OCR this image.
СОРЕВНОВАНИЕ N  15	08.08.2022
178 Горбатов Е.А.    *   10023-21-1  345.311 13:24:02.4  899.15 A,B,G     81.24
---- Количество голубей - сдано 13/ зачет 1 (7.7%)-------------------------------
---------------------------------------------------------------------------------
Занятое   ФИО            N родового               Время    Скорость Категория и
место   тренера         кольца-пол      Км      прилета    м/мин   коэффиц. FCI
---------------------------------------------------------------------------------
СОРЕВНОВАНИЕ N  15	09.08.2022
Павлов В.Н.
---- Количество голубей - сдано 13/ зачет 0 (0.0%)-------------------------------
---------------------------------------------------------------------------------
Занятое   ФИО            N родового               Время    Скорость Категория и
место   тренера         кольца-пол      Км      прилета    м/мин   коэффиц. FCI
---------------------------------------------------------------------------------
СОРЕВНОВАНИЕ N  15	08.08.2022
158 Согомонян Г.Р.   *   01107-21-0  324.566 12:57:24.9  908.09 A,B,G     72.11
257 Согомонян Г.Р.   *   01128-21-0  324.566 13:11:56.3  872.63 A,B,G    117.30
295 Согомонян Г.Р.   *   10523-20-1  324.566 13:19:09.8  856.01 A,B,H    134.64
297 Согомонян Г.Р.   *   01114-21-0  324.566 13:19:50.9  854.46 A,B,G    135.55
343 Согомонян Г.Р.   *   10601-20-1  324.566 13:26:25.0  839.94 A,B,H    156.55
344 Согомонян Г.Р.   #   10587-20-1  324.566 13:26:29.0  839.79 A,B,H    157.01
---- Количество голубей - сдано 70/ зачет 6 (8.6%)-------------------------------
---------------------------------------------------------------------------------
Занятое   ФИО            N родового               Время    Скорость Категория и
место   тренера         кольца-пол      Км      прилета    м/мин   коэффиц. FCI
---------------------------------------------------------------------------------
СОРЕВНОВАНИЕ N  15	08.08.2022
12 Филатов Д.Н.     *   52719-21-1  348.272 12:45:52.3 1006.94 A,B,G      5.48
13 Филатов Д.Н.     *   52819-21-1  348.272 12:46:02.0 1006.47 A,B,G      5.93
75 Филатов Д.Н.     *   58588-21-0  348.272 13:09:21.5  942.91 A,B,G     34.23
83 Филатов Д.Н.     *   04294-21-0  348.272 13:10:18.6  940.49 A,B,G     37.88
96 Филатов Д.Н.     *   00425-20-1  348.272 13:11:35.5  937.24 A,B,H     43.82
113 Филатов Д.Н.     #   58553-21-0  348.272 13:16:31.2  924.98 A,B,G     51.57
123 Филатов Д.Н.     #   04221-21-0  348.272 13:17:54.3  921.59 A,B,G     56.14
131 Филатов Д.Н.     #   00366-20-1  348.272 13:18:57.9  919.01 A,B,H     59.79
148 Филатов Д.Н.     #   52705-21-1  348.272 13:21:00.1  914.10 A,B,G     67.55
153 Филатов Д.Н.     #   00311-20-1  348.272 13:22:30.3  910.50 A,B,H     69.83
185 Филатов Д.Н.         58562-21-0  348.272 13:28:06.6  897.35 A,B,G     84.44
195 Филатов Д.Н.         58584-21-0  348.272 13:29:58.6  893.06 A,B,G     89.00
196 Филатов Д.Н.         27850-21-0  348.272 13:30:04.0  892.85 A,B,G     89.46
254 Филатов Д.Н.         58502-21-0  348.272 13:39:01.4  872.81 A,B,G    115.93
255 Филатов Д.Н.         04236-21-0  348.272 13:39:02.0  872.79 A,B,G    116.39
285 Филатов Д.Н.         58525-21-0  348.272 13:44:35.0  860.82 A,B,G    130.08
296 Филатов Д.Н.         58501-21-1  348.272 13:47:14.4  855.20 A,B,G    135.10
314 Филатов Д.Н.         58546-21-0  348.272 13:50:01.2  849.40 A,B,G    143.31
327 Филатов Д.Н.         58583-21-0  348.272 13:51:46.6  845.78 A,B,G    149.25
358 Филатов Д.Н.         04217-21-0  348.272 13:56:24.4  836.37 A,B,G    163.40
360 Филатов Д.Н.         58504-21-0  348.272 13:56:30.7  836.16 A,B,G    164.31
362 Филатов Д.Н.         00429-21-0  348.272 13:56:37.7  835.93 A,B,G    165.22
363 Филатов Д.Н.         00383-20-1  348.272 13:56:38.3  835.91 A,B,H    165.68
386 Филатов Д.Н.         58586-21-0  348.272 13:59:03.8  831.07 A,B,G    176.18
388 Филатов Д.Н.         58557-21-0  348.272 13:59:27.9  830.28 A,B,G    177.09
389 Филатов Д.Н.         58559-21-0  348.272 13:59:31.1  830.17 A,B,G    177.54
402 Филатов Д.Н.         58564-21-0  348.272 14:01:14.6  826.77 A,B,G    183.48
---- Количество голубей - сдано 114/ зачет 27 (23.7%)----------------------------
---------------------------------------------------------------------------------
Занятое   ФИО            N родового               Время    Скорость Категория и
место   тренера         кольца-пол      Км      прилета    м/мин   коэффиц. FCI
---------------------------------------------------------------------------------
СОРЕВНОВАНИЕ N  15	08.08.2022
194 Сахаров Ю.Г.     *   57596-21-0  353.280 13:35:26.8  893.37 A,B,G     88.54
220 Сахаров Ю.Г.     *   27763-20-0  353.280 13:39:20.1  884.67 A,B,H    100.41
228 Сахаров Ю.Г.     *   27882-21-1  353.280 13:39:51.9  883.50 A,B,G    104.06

◇ ◇ ◇ ◇ ◇ ◇ ◇

* WHAT THE TASK REQUIRES *
Find every line in the records that has the string "Сахаров", then state how many there are and nothing else.

* COMPLETE ANSWER *
3